TASKS AND EXERCISES |
(a) In the forum post on centers of gravity, the quoted objection claims that an ellipsoid has no center of gravity. Explain, in one to three sentences, the reason the post gives for that claim.
(b) Reproduce the passage of the forum post on centers of gravity starting with "Normally my bounce" and going on through "by the Moon.".

TEXT SECTION |
>> BEGIN

Silas
Quote:
================================================== ======================
------------------------------------------------------------------------
The center of mass the black "+" is one thing, and
the center of gravity the red "x" is another.
------------------------------------------------------------------------
Unfortunately, it's wrong. An ellipsoid does not have a "center of [the
pull of] gravity." Yes, certainly, it has a center of mass. (The black
'+') But it does not have a fixed point that acts as if the body's mass
were concentrated there.
================================================== ======================

Silas please,

You are not hearing me. The red "x" center of gravity is only at that spot for the instant that the Moon is above that spot.
The center of gravity moves at the speed of light, or the speed of gravity if that speed is different from the speed of light.
We don't care where it is as long as we know that all the forces act as if they pass through a single point. That is why I went out and screwed the tire to the fence-post. The shape and distribution of mass change the intensity and location of the center of gravity. But there is the one per customer rule. Every body in the universe has as many centers of gravity as there are bodies in the universe, but only one per customer so to speak.


Quote:
------------------------------------------------------------------------
Spheroids do not. The equatorial bulge has its own properties, and the
attraction from one side does not "cancel out" the attraction from the
other side.
------------------------------------------------------------------------
When I screwed the old tire to the post I was thinking bulge. I could have just as well have turned it 90 degrees and put it in the center of the post. One mass one center of gravity, the distribution of mass just changes the strength and location of the center.
I hope you remember my following statement.
"As the Earth rotates under the Moon, and as the Moon falls around the Earth the intensity of the field strength may very and their centers of mass/momentum may bounce up and down and jiggle around."
Normally my bounce and jiggle is called perturbation.

What you just tried to say in a very complex way with spheroids and bulges, is the exact same thing I said with the bounce and jiggle.

What I'm saying is that at any instant there is one and only one center of gravity in the Earth caused by the Moon.

>> END

DATA ENTRIES |
>> BEGIN

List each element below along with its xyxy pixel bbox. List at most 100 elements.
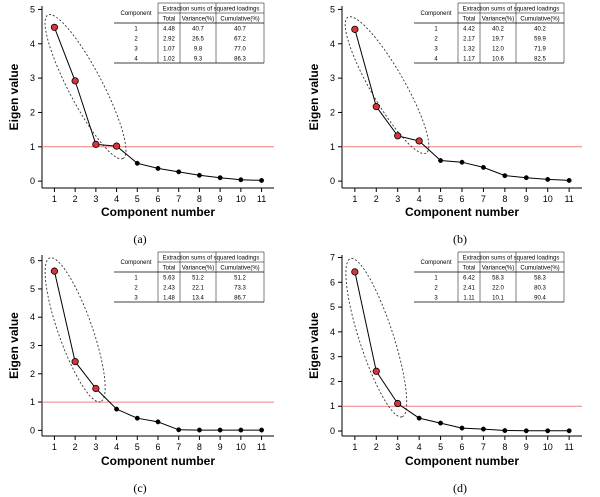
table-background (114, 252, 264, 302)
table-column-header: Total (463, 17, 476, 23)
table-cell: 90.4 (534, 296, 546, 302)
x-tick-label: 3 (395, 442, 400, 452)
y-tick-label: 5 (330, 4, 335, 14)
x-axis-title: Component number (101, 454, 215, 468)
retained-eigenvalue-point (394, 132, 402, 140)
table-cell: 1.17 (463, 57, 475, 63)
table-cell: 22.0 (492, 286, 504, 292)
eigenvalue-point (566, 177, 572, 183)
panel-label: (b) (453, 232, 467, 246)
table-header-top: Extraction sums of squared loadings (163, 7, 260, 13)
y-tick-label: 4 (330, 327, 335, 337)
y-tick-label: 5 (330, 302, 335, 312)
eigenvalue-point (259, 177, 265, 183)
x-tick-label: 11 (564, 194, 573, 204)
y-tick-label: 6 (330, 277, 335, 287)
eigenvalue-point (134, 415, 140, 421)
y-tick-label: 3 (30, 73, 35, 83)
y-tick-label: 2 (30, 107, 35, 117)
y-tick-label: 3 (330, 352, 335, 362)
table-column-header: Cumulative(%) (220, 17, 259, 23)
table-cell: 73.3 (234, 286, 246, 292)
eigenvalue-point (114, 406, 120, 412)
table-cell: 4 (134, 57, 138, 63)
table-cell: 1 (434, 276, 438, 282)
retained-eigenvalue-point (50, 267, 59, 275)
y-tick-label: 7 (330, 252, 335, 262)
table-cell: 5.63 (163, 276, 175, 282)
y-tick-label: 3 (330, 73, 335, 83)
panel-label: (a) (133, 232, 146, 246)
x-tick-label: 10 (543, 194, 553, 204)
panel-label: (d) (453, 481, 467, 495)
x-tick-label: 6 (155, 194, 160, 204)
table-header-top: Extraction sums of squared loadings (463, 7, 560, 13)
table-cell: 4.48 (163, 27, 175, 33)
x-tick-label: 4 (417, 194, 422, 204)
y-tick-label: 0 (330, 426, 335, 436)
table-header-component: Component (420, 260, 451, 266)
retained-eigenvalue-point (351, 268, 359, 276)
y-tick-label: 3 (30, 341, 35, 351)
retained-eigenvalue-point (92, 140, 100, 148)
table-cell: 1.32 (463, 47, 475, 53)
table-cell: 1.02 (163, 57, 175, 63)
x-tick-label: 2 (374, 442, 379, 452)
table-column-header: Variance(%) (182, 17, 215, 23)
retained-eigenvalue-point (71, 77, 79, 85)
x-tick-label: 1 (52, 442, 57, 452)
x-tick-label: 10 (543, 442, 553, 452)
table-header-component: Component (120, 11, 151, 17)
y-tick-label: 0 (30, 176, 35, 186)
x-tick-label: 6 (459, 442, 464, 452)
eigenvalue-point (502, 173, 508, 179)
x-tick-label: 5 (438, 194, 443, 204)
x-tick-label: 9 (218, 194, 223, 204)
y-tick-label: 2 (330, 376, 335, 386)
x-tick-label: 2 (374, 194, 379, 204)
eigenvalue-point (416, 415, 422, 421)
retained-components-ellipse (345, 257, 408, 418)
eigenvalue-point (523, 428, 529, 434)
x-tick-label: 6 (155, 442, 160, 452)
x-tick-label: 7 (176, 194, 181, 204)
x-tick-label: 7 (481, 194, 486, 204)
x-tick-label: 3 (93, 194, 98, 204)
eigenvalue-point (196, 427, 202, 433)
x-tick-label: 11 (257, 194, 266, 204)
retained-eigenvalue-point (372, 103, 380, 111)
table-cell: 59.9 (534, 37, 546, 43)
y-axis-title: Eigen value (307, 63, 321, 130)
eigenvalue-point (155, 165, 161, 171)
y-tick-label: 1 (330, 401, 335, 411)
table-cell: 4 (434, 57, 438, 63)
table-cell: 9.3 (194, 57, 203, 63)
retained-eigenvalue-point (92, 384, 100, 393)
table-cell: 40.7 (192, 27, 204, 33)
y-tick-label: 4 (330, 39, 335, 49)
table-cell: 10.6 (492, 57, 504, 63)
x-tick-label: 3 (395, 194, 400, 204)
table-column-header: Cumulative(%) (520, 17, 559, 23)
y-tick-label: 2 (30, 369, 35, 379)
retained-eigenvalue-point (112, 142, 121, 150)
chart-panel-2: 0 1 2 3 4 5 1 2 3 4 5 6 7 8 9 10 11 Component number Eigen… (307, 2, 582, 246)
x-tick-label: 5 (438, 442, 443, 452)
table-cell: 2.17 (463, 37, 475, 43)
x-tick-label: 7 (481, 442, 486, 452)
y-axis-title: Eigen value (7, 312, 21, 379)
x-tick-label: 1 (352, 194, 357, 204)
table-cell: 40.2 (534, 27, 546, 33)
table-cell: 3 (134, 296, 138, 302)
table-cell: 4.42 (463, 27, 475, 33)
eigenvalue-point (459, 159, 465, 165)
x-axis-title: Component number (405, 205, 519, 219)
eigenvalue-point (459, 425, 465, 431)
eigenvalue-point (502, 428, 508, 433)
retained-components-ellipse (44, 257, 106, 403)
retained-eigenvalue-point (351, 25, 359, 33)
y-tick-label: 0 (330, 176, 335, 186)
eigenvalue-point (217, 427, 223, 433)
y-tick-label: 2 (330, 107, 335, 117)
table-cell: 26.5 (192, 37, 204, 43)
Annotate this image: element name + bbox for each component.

>> END
>> BEGIN

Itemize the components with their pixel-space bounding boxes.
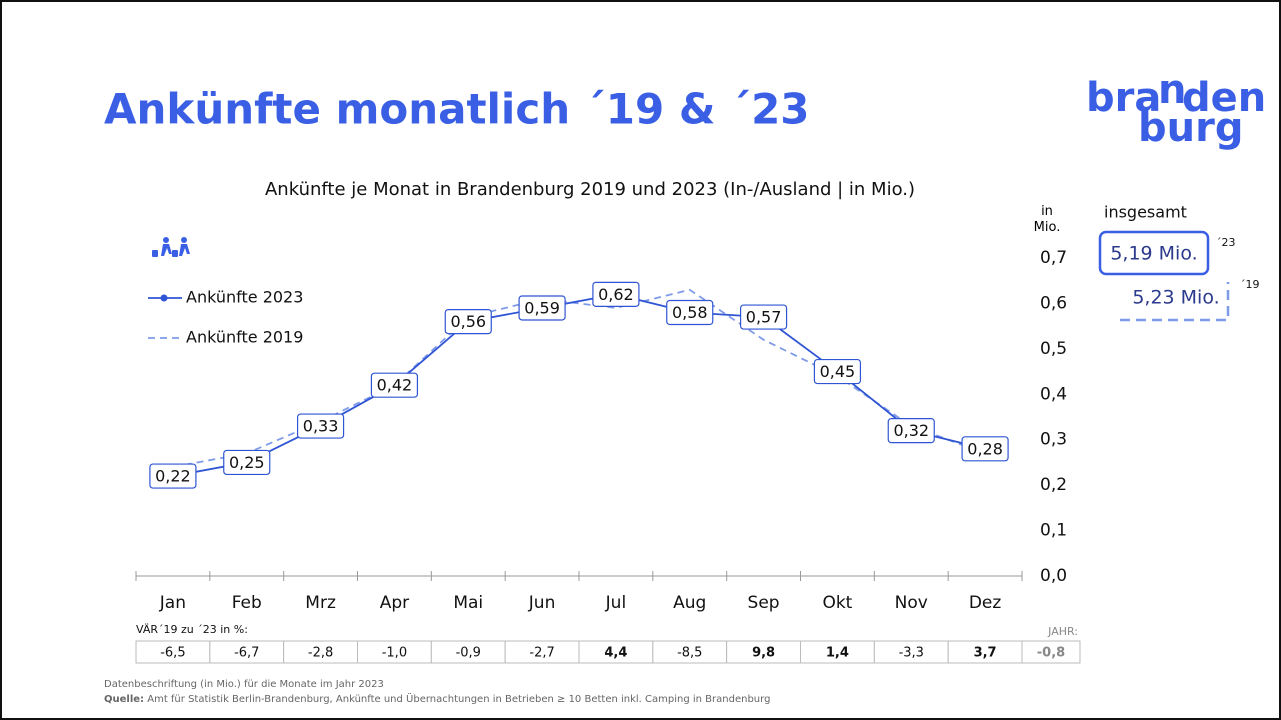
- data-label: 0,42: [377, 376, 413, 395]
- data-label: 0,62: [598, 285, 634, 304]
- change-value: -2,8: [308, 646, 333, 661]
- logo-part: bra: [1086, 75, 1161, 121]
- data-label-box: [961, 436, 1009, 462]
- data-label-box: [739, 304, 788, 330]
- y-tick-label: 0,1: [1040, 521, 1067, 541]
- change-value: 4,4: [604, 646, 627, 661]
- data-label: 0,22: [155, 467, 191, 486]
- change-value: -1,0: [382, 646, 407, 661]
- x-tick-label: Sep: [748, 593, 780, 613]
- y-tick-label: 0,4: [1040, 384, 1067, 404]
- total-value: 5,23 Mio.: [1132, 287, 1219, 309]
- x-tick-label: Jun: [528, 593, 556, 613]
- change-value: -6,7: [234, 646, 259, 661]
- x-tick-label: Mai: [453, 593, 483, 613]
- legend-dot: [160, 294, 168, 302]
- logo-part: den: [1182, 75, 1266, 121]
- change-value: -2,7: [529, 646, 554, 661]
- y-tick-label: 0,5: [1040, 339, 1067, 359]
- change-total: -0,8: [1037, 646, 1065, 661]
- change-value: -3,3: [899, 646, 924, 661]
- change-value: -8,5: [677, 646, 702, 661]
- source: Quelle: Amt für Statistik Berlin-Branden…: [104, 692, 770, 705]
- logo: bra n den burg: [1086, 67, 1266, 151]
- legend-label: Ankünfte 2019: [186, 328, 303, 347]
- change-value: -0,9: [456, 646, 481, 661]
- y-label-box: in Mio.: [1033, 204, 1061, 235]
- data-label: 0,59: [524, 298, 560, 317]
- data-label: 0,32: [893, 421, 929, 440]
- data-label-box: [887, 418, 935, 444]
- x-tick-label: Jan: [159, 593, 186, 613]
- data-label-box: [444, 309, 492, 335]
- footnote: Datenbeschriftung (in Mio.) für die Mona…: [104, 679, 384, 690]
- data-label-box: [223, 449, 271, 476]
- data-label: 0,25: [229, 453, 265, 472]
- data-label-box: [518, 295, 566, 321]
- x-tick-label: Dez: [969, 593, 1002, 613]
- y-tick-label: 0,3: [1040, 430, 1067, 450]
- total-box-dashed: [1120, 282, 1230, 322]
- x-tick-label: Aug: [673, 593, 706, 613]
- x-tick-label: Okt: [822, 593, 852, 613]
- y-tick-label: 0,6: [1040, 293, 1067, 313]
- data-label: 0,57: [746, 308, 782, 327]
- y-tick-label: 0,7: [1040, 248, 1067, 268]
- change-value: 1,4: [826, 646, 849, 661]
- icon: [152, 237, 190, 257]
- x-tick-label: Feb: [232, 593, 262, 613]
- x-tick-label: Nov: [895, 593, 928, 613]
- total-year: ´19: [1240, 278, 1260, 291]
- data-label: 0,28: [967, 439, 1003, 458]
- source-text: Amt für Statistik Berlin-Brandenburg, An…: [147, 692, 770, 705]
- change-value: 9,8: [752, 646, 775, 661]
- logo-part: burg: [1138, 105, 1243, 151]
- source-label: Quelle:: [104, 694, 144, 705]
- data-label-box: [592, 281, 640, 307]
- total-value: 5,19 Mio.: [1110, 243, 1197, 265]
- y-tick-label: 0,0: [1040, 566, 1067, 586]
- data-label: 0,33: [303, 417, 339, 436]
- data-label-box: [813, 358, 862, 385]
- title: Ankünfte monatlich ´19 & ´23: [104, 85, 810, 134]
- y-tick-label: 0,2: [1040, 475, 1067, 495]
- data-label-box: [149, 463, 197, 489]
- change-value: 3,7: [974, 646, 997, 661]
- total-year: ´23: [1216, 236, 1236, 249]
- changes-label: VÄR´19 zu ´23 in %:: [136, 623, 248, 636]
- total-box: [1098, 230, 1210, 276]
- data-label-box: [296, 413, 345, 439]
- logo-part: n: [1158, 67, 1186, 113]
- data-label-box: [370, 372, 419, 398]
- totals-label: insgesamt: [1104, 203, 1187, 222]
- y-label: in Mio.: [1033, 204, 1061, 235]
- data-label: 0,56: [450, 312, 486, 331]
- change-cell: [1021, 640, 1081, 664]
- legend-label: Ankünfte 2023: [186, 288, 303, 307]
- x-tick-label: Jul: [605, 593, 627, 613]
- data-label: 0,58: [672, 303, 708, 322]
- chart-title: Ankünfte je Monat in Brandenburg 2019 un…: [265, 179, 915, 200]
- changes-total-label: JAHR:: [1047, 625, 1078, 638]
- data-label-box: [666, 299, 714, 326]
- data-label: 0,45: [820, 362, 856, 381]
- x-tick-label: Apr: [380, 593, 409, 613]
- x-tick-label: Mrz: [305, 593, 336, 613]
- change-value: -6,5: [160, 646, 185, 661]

>> END
>> BEGIN

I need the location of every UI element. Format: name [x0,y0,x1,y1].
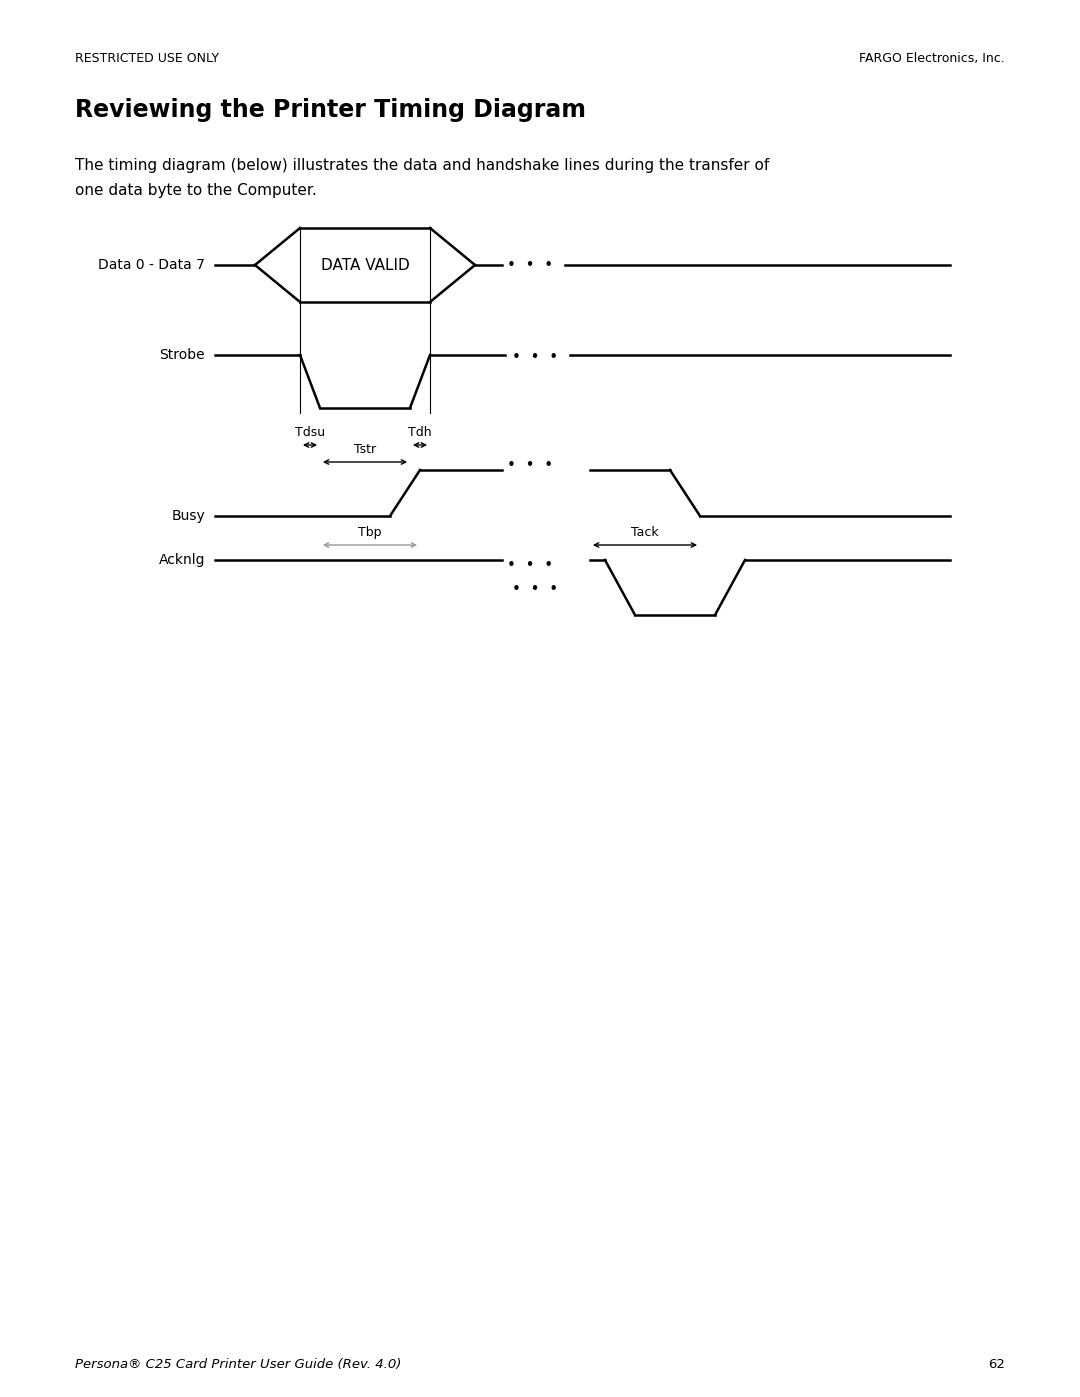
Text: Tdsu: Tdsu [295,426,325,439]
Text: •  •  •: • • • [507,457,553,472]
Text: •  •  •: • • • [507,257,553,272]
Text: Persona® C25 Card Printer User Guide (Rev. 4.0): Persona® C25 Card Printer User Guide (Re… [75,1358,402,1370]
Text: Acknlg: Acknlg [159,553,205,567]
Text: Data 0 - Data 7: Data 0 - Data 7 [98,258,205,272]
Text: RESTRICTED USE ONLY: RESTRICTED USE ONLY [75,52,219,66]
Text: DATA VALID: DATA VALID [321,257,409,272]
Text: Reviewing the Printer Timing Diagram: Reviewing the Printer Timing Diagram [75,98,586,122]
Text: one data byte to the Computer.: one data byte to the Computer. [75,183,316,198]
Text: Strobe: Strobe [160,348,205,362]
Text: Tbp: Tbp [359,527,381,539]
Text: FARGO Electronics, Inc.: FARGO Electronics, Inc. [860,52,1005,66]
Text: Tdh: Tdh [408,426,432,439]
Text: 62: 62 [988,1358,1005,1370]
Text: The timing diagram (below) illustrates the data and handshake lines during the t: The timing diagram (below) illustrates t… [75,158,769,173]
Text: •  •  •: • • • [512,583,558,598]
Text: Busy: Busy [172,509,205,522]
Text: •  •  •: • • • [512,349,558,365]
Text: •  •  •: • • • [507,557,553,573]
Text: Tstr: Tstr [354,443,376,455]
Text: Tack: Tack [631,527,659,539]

>> END

RESULTS OF THE EXERCISE |
(a) An ellipsoid has a center of mass, but it has no fixed point that acts as if the body's mass were concentrated there. In spheroids, the equatorial bulge has its own properties, and the attraction from one side does not cancel out the attraction from the other side.

(b)
Normally my bounce and jiggle is called perturbation.

What you just tried to say in a very complex way with spheroids and bulges, is the exact same thing I said with the bounce and jiggle.

What I'm saying is that at any instant there is one and only one center of gravity in the Earth caused by the Moon.